* Document excerpt:

◇ ◇ ◇ ◇

A couple of the reasons why I’ve been making so much use of Formula 1 data for visualisations lately are that: a) the data is *authentic*, representing someone’s legitimate data but presented in a way that is outside my control (so I have to wrangle with scraping, representation and modeling issues); b) if I get anything wrong whilst I’m playing, *it doesn’t matter*… (Whereas if I plotted some university ranking tables and oopsed to show that all the students at X were unhappy, its research record and teaching quality were lousy, and it was going to be charging 9k fees on courses with a 70% likelihood of closing most of them, when in fact it was doing really well, I might get into trouble…;-)

I’ve also been using the data as a foil for finding tools and applications that I can use to create data visualisations that other people might be interested in trying out too. There is a work-related rationale here too: in October, I hope to run a “MOOC”, (all you need to know…) on *visual analysis* as a live development/production exercise for a new short course that will hopefully be released next year, and part of that will involve the use of various third party tools and applications for the hands-on activities.

◇ ◇ ◇ ◇

* Rows:
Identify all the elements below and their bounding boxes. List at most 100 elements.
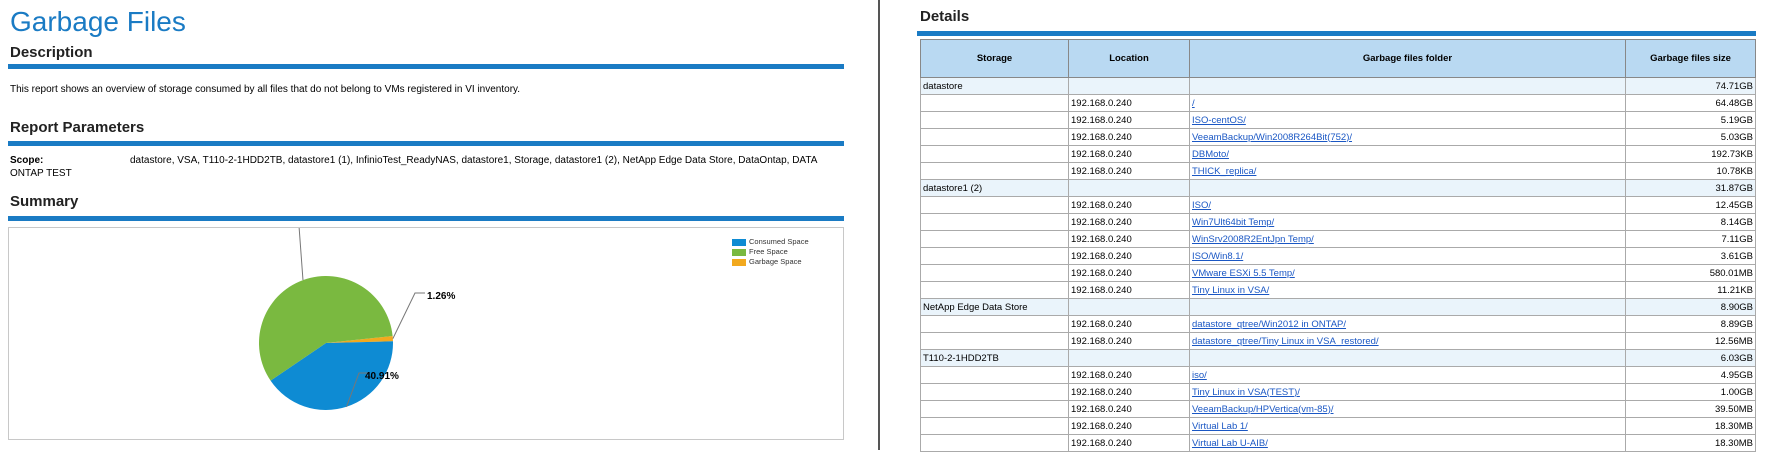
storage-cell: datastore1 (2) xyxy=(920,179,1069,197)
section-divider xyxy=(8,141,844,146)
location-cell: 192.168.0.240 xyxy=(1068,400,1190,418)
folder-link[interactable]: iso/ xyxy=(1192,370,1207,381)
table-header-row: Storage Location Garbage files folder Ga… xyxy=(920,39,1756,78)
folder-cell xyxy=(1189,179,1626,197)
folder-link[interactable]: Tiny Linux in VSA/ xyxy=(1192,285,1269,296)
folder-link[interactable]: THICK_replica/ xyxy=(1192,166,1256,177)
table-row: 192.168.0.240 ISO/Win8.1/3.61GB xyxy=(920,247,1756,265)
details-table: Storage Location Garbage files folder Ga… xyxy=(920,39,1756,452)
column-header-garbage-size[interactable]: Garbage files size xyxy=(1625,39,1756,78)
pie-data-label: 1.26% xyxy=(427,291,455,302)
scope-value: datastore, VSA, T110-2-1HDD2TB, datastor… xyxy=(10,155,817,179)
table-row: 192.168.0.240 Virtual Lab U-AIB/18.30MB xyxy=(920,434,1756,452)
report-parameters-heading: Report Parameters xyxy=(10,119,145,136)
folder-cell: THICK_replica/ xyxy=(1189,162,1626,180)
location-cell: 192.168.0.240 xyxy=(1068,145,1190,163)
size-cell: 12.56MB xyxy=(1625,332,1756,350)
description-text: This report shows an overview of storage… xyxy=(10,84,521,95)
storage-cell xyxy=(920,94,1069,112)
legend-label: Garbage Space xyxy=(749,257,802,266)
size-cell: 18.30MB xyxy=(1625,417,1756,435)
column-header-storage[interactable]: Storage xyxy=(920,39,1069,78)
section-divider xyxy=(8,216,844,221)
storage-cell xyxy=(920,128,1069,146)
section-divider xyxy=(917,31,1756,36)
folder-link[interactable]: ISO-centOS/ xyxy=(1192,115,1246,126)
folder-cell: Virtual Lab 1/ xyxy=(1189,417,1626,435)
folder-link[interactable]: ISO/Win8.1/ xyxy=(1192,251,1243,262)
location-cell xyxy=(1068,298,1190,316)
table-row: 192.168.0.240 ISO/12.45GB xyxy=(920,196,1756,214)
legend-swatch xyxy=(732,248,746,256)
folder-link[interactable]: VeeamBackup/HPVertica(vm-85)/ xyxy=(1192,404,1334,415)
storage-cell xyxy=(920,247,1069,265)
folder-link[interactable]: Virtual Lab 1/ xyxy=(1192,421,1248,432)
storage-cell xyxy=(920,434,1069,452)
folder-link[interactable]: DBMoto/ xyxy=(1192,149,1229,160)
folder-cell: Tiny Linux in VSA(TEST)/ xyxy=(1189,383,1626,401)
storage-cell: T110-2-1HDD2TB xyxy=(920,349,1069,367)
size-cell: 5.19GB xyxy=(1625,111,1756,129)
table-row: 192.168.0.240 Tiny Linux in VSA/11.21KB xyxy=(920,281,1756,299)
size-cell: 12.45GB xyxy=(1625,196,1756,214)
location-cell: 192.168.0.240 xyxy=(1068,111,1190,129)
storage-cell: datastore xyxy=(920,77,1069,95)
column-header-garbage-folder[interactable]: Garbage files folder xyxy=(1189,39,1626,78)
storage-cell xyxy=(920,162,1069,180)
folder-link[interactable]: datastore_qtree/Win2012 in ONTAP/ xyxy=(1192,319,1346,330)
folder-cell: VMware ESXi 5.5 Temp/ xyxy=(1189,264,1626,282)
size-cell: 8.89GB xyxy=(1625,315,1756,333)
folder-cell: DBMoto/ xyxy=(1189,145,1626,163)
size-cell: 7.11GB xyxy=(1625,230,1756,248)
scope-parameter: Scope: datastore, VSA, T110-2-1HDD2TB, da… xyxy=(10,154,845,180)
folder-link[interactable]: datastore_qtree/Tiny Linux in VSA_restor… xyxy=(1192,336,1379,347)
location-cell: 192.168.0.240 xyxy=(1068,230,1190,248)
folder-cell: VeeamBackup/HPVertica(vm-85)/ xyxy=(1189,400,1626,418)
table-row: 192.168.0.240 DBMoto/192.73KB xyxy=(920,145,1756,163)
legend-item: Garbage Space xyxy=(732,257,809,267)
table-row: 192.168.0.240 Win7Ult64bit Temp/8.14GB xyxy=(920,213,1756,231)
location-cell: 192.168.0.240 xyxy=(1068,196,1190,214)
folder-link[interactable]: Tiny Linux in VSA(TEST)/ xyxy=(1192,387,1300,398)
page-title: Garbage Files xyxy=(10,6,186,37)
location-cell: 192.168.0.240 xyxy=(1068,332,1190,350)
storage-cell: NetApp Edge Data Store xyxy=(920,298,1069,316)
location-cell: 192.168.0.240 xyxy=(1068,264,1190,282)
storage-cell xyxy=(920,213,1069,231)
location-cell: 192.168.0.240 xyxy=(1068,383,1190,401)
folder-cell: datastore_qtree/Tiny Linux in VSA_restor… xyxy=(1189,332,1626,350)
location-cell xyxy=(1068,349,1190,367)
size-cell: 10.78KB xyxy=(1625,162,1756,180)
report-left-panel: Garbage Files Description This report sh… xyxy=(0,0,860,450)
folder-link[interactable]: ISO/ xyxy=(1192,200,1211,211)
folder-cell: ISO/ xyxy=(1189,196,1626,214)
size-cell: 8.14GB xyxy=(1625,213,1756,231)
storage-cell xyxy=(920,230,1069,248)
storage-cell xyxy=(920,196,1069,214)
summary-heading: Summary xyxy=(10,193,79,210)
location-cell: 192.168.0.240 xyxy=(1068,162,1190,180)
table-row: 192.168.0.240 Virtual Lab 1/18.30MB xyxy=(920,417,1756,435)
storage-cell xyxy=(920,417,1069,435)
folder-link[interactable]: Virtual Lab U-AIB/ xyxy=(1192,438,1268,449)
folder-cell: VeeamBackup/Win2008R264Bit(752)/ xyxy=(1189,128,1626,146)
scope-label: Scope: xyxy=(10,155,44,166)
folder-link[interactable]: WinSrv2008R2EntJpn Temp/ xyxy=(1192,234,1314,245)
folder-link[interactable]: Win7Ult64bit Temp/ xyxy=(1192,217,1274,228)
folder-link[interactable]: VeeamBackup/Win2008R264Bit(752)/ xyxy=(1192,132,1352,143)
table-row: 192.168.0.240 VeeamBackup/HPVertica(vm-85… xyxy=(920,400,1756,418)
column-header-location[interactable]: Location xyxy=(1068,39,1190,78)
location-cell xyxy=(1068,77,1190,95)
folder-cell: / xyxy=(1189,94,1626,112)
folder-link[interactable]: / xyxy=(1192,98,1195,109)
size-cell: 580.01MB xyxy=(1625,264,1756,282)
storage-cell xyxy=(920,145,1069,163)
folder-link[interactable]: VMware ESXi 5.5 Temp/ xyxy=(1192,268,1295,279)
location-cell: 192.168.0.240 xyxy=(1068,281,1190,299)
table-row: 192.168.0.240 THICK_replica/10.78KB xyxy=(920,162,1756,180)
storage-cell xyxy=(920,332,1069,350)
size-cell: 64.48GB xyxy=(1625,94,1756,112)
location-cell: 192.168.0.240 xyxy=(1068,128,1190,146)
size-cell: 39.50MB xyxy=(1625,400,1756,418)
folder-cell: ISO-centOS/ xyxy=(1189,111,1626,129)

◇ ◇ ◇ ◇

* Work required: Continue the blog post about using Formula 1 data for visualizations, starting right after its last sentence.

* Output below:
One of the issues I’ve recently faced is how to plot a chart that combines tabulated data imported from a CSV file with a line graph plotted from an equation. My ideal tool would be a graphical environment that lets me import data and plot it, and then overlay a plot generated from a formula or equation of my own. Being able to apply a function to the tabulated data (for example, remove a value *y = sin(x)* from the tabular data would be ideal, but not essential.

In this post, I’ll describe one tool – Gnuplot – that meets at least the first requirement, and show how it can be used to plot some time series data from a CSV file overlaid with a decreasing linear function. (Which is to say, how to plot F1 laptime data against the fuel weight time penalty, (the amount of time that the weight of the fuel in the car slows the car down by… For more on this, see F1 2011 Turkey Race – Fuel Corrected Laptimes.)

I’ve been using Gnuplot off and on for a couple of decades(?!), though I’ve really fallen out of practice with it over the last ten years… (not doing research!;-)

The easiest way of using the tool is to launch it in the directory where your data files are stored. So for example, if the data file resides in the directory *\User\tony\f1\data*, I would launch my terminal, enter `cd \User\tony\f1\data` or the equivalent to move to that directory, and then start gnuplot there using the command `gnuplot`):

`gnuplot> set term x11
Terminal type set to 'x11'
gnuplot> set xrange [1:58]
gnuplot> set xlabel "Lap"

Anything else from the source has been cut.